» **SELECTION**
In your light, we see light

Thursday, July 23, 2020                     (today’s lectionary)

In your light, we see light

When Marc and I work together, our energy is exponential. What we do separately is a pittance of what we do together. He says, “Sure,” to whatever I suggest. I do things I’ve postponed for hours or days, or weeks even, because he’s here to say, “Sure.” With Margaret and Myranda we built a side yard garden complete with fence to keep out the chickens. The hedge is trimmed and the yard is mowed. One project follows another in a way I can’t ever remember.

Today we finished staining and hanging a swing in the gazebo. We sat in the old refurbished swing for the first time in two months. Marc replaced the lattice roof, we cleaned and sealed all the lattice walls, put down eight bags of brown mulch and stained the 1×4 molding. It looks great.

We also hung a 35 pound framed print high on a wall of our studio and computer room. Now we have a third “window” in the room, looking out on meadow, summer trees blowing in the wind, and a river that disappears in the distance.

» **DATA FOR THE TASK**
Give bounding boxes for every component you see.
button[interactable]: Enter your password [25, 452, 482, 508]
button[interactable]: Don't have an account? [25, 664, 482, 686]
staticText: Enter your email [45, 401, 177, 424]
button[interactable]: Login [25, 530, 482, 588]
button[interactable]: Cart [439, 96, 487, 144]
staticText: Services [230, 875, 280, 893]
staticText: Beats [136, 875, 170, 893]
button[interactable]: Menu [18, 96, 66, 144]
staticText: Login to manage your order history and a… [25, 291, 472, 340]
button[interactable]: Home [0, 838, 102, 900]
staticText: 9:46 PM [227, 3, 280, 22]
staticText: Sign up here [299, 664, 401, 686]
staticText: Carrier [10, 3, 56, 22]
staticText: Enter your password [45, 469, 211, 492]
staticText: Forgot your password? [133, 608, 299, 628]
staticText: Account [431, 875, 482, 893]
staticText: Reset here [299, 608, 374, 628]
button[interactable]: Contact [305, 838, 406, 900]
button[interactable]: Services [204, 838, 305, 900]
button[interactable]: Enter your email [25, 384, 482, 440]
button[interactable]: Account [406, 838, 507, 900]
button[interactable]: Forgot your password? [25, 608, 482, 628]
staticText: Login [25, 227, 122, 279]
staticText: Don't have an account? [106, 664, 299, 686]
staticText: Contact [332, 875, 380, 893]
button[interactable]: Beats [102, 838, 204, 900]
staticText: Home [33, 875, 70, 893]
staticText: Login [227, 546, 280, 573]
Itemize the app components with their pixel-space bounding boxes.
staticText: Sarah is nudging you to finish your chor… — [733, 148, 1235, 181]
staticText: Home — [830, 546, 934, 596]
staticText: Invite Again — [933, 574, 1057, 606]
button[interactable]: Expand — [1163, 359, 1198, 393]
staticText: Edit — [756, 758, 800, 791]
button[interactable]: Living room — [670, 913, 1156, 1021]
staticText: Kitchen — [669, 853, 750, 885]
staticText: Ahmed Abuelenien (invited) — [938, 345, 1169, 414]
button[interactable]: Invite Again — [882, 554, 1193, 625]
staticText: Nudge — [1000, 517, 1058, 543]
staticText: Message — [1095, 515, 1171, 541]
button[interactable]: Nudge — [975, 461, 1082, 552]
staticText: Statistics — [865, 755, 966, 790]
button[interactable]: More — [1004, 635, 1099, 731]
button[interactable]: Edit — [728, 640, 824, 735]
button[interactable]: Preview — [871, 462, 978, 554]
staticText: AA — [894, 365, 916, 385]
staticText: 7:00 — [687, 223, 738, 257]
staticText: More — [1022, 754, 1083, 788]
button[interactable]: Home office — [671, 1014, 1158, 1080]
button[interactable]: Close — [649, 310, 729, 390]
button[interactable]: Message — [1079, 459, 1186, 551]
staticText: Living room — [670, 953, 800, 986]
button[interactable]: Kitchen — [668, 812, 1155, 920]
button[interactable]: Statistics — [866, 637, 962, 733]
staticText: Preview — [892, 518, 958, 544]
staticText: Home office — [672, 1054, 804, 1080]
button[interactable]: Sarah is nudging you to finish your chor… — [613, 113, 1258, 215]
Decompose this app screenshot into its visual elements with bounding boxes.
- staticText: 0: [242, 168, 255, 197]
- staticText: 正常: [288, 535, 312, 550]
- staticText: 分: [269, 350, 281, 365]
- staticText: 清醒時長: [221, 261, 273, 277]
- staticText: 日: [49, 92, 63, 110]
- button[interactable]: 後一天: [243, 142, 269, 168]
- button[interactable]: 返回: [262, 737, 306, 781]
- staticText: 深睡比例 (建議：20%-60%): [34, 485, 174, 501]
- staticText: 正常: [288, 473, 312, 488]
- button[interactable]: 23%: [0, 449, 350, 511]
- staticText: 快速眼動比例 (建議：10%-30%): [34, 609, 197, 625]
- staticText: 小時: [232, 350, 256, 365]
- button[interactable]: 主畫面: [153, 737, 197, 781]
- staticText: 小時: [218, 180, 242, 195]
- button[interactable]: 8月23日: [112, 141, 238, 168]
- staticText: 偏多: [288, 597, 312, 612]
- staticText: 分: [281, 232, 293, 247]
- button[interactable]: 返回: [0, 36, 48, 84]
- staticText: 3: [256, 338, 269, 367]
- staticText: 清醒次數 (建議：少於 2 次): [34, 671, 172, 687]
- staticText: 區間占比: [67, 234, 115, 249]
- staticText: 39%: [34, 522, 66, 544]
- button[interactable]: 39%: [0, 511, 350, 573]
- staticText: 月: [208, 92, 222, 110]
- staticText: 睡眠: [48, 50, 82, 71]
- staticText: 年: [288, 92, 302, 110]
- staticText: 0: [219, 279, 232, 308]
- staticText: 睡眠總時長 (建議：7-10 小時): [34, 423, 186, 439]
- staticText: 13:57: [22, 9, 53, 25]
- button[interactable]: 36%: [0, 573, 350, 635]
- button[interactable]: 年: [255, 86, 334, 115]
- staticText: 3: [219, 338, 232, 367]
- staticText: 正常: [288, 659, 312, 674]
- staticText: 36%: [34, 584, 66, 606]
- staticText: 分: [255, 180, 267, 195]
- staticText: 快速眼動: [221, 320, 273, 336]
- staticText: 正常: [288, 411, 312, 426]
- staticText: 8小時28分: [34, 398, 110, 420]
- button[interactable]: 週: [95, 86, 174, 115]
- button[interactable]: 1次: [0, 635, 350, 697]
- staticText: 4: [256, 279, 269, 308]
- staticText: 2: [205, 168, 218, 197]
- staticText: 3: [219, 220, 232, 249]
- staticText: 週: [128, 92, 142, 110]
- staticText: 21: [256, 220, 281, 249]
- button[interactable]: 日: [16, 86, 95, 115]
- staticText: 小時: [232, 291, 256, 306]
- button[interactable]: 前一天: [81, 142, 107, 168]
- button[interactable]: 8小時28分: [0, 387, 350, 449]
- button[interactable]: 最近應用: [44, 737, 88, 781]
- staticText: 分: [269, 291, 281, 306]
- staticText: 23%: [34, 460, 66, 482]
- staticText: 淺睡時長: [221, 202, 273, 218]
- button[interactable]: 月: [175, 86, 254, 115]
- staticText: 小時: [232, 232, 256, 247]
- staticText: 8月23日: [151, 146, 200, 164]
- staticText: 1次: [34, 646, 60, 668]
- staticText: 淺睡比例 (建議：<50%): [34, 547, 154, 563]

» **THE TASKS**
1 - List every person named in the passage on home projects.
2 - Retype the records from their first line through the line containing "button[interactable]: Home [0, 838, 102, 900]", with both of those lines included.
The passage on home projects and the records are unrelated material.

» **RESPONSE LIST**
1 - Marc, Margaret, Myranda

2 -
Give bounding boxes for every component you see.
button[interactable]: Enter your password [25, 452, 482, 508]
button[interactable]: Don't have an account? [25, 664, 482, 686]
staticText: Enter your email [45, 401, 177, 424]
button[interactable]: Login [25, 530, 482, 588]
button[interactable]: Cart [439, 96, 487, 144]
staticText: Services [230, 875, 280, 893]
staticText: Beats [136, 875, 170, 893]
button[interactable]: Menu [18, 96, 66, 144]
staticText: Login to manage your order history and a… [25, 291, 472, 340]
button[interactable]: Home [0, 838, 102, 900]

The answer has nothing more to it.